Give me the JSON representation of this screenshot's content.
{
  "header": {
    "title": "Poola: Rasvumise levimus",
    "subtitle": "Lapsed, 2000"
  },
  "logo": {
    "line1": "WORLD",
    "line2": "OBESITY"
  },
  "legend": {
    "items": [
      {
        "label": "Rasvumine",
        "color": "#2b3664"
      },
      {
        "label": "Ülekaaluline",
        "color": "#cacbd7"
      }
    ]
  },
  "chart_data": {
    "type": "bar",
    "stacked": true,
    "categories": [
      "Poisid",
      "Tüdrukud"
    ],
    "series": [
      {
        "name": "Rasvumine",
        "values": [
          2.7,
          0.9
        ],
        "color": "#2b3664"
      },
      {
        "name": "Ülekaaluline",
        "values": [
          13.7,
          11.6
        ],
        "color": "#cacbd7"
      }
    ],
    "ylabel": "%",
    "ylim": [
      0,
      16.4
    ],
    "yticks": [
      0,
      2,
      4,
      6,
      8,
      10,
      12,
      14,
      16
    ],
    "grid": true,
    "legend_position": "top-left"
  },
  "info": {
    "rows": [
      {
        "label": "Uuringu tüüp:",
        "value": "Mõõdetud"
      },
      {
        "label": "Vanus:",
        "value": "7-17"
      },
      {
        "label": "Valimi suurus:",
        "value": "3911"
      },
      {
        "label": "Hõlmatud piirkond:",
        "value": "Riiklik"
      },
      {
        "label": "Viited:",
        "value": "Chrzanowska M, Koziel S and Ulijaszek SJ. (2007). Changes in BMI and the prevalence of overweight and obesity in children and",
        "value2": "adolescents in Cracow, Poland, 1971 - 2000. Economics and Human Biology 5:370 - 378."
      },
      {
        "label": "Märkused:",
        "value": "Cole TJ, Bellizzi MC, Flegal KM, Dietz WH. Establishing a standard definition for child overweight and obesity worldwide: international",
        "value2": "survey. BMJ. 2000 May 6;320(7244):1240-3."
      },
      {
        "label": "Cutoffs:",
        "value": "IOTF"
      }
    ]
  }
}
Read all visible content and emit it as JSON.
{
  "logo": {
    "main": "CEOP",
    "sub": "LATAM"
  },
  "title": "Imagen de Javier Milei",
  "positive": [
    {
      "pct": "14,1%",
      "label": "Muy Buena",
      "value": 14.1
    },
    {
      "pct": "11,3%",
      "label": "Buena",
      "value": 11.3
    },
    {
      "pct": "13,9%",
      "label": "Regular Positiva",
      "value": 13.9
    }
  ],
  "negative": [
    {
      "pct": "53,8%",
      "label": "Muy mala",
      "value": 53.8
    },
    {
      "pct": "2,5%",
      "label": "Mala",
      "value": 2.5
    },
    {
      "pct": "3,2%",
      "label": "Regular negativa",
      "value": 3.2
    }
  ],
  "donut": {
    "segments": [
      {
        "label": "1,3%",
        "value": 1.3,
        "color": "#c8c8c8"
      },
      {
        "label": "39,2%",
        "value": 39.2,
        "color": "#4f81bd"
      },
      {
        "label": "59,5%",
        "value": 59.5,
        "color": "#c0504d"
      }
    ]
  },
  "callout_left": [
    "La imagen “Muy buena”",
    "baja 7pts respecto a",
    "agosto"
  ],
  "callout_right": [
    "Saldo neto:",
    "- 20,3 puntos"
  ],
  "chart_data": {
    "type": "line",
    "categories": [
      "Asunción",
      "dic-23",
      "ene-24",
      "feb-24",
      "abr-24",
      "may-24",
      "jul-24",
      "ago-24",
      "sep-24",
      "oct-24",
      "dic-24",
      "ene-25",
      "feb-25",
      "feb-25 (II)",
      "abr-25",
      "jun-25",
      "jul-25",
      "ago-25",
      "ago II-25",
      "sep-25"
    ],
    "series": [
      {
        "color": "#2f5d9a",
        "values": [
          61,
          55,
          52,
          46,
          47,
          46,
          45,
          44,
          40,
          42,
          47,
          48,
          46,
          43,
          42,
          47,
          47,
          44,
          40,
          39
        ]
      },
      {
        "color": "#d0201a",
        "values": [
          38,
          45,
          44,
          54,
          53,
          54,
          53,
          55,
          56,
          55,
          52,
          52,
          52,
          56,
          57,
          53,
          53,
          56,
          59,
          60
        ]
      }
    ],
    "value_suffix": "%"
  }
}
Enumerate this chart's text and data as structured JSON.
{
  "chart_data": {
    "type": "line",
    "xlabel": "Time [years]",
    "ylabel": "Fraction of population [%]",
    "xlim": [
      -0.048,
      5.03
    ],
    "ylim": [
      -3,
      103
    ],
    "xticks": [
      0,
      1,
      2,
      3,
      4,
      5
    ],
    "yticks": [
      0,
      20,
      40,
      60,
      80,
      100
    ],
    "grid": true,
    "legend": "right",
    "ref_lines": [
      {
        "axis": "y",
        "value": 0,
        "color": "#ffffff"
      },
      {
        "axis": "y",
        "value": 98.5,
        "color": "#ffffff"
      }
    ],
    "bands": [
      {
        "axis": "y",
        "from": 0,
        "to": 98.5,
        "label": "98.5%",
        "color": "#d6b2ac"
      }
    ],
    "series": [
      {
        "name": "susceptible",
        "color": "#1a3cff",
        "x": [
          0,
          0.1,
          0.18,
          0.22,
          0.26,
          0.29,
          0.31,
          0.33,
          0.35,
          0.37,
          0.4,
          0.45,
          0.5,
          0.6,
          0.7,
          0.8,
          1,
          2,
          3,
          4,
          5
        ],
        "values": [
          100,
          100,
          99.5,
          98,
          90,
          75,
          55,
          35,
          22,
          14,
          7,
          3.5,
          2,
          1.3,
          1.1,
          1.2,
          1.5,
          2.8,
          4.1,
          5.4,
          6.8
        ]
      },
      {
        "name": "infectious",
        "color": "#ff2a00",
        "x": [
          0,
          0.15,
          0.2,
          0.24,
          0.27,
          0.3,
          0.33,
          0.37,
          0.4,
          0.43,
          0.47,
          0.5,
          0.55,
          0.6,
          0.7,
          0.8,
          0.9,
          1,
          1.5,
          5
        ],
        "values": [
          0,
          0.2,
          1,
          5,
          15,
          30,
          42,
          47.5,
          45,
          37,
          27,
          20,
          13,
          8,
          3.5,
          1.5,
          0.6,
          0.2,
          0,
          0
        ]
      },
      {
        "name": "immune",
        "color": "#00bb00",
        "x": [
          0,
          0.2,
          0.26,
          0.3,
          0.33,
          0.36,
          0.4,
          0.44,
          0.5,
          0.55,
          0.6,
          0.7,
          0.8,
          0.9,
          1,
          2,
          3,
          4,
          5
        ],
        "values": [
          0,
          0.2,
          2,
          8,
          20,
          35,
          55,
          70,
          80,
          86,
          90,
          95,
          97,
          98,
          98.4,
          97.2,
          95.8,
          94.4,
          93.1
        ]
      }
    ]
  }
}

........

WHAT YOU HAVE TO DO: Find each line in the records holding the string "name" and show it.

SOLUTION TO THE PROBLEM:
        "name": "Rasvumine",
        "name": "Ülekaaluline",
        "name": "susceptible",
        "name": "infectious",
        "name": "immune",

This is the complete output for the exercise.